> _GIVEN DATA_

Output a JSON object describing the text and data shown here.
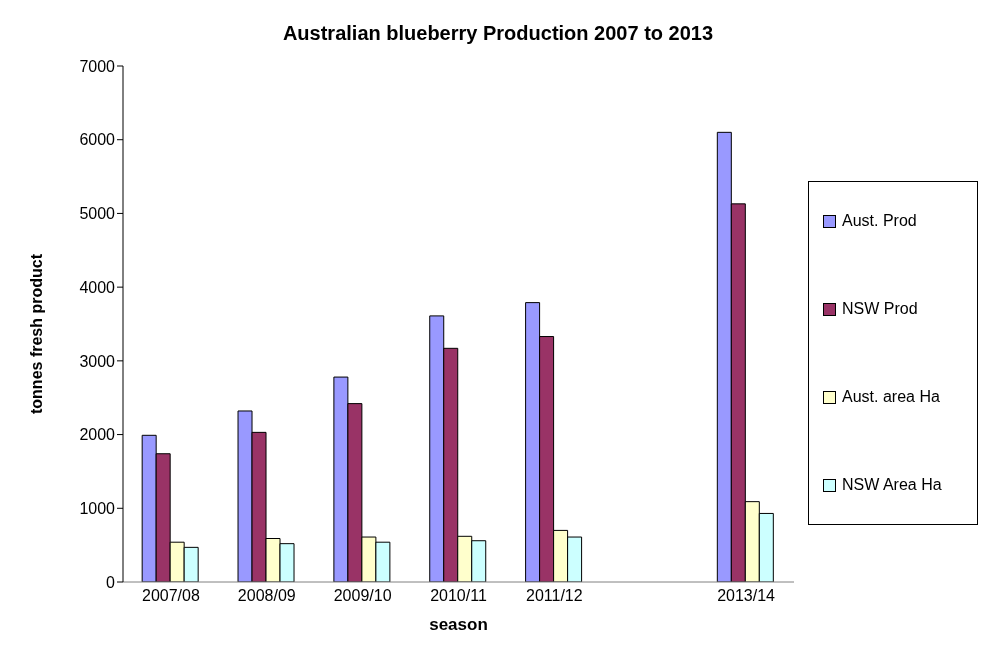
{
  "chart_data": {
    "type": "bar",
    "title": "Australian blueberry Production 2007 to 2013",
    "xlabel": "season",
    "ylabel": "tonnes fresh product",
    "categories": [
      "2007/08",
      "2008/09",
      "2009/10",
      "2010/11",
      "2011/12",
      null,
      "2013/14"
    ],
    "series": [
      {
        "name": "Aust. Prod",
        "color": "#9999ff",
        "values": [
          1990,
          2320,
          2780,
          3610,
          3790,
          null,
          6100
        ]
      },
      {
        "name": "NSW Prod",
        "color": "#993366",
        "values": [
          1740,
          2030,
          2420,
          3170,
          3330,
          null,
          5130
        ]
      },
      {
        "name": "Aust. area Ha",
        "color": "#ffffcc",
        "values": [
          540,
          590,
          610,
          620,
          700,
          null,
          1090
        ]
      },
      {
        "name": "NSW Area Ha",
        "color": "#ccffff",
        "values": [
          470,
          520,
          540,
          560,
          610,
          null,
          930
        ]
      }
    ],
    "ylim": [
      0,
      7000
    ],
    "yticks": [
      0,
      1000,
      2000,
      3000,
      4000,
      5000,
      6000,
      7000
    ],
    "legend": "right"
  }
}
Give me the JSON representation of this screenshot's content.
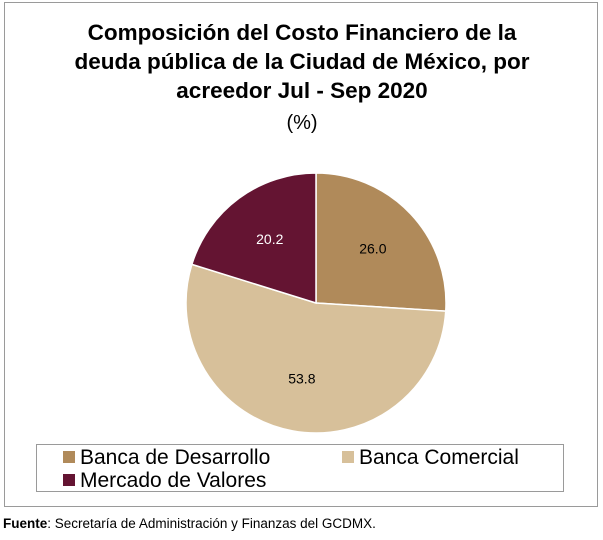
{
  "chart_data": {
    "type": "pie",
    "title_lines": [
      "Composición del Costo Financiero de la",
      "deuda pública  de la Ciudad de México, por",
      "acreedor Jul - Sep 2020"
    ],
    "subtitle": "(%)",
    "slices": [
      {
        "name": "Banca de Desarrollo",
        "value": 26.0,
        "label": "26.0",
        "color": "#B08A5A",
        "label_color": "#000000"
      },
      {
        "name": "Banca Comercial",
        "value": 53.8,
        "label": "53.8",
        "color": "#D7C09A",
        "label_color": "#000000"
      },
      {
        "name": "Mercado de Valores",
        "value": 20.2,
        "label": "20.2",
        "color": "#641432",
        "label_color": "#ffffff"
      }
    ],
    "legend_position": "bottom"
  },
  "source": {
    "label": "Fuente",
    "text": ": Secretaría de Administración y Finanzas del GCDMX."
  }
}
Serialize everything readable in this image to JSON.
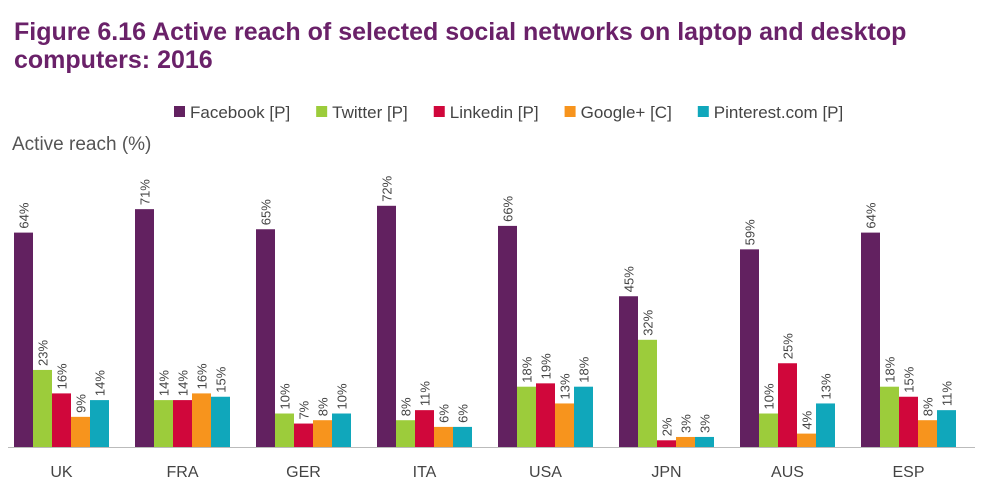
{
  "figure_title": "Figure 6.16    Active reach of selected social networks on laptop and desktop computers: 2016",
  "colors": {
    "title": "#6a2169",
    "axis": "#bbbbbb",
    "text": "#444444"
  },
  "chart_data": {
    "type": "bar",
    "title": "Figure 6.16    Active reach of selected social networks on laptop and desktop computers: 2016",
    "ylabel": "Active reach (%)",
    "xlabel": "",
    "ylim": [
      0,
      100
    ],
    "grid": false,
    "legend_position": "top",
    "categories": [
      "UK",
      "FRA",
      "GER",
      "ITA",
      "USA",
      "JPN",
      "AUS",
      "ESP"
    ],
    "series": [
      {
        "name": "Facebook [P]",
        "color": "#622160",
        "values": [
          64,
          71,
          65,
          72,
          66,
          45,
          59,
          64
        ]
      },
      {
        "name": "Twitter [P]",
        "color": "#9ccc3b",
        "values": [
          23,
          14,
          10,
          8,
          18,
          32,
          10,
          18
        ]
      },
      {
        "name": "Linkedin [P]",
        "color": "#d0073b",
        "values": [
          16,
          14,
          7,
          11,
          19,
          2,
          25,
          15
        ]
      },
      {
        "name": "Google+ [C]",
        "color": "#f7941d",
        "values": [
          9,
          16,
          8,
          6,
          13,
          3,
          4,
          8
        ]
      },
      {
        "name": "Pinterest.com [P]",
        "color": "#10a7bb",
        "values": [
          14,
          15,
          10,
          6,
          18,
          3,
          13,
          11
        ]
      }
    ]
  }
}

> _REQUIRED WORK_
Identify each line in the records above that contains the word "Figure", and copy it out in full.

> _ANSWER IN FULL_
  "figure_title": "Figure 6.16    Active reach of selected social networks on laptop and desktop computers: 2016",
    "title": "Figure 6.16    Active reach of selected social networks on laptop and desktop computers: 2016",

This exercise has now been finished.